++++ Rows

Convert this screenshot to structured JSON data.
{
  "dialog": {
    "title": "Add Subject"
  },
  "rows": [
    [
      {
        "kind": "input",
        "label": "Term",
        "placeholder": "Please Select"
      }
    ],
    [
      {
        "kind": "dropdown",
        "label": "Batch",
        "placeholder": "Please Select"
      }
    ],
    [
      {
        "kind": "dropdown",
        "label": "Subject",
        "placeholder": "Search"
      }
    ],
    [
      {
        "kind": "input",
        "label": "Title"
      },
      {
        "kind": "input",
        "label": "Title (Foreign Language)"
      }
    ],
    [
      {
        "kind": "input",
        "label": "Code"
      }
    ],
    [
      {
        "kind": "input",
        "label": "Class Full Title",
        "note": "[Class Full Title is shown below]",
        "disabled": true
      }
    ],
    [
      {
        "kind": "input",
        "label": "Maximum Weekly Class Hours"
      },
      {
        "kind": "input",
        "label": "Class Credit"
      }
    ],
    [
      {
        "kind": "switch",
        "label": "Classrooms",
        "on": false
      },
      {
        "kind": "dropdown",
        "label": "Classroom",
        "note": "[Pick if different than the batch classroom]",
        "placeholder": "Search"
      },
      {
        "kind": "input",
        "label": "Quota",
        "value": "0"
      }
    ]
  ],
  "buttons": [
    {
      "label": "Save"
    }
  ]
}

++++++++

=== Instructions for the task ===
Please output every record, keeping each line exact.

=== Finished exercise ===
Convert this screenshot to structured JSON data.
{
  "dialog": {
    "title": "Add Subject"
  },
  "rows": [
    [
      {
        "kind": "input",
        "label": "Term",
        "placeholder": "Please Select"
      }
    ],
    [
      {
        "kind": "dropdown",
        "label": "Batch",
        "placeholder": "Please Select"
      }
    ],
    [
      {
        "kind": "dropdown",
        "label": "Subject",
        "placeholder": "Search"
      }
    ],
    [
      {
        "kind": "input",
        "label": "Title"
      },
      {
        "kind": "input",
        "label": "Title (Foreign Language)"
      }
    ],
    [
      {
        "kind": "input",
        "label": "Code"
      }
    ],
    [
      {
        "kind": "input",
        "label": "Class Full Title",
        "note": "[Class Full Title is shown below]",
        "disabled": true
      }
    ],
    [
      {
        "kind": "input",
        "label": "Maximum Weekly Class Hours"
      },
      {
        "kind": "input",
        "label": "Class Credit"
      }
    ],
    [
      {
        "kind": "switch",
        "label": "Classrooms",
        "on": false
      },
      {
        "kind": "dropdown",
        "label": "Classroom",
        "note": "[Pick if different than the batch classroom]",
        "placeholder": "Search"
      },
      {
        "kind": "input",
        "label": "Quota",
        "value": "0"
      }
    ]
  ],
  "buttons": [
    {
      "label": "Save"
    }
  ]
}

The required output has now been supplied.